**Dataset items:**
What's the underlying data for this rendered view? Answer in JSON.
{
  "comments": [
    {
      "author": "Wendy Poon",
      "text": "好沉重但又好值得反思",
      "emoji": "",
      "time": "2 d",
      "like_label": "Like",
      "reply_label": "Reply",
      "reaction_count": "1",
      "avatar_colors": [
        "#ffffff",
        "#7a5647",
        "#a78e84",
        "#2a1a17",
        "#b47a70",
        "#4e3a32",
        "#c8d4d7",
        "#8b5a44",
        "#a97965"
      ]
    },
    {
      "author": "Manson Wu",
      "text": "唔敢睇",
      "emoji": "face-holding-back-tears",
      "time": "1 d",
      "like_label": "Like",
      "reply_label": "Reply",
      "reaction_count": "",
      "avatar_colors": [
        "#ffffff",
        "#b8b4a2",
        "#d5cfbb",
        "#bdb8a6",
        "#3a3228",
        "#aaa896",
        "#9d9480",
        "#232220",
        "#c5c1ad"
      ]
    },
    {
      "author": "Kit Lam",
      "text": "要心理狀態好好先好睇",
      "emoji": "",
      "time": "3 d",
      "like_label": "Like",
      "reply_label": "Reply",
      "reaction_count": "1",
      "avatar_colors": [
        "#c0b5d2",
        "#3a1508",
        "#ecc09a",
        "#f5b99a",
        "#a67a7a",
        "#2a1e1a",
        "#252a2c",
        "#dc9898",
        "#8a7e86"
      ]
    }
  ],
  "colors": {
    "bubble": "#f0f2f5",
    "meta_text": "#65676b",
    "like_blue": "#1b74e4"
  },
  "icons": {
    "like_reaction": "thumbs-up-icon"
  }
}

**Prompt:** Your task is to repeat each line of the material exactly.

**Exercise answer:**
What's the underlying data for this rendered view? Answer in JSON.
{
  "comments": [
    {
      "author": "Wendy Poon",
      "text": "好沉重但又好值得反思",
      "emoji": "",
      "time": "2 d",
      "like_label": "Like",
      "reply_label": "Reply",
      "reaction_count": "1",
      "avatar_colors": [
        "#ffffff",
        "#7a5647",
        "#a78e84",
        "#2a1a17",
        "#b47a70",
        "#4e3a32",
        "#c8d4d7",
        "#8b5a44",
        "#a97965"
      ]
    },
    {
      "author": "Manson Wu",
      "text": "唔敢睇",
      "emoji": "face-holding-back-tears",
      "time": "1 d",
      "like_label": "Like",
      "reply_label": "Reply",
      "reaction_count": "",
      "avatar_colors": [
        "#ffffff",
        "#b8b4a2",
        "#d5cfbb",
        "#bdb8a6",
        "#3a3228",
        "#aaa896",
        "#9d9480",
        "#232220",
        "#c5c1ad"
      ]
    },
    {
      "author": "Kit Lam",
      "text": "要心理狀態好好先好睇",
      "emoji": "",
      "time": "3 d",
      "like_label": "Like",
      "reply_label": "Reply",
      "reaction_count": "1",
      "avatar_colors": [
        "#c0b5d2",
        "#3a1508",
        "#ecc09a",
        "#f5b99a",
        "#a67a7a",
        "#2a1e1a",
        "#252a2c",
        "#dc9898",
        "#8a7e86"
      ]
    }
  ],
  "colors": {
    "bubble": "#f0f2f5",
    "meta_text": "#65676b",
    "like_blue": "#1b74e4"
  },
  "icons": {
    "like_reaction": "thumbs-up-icon"
  }
}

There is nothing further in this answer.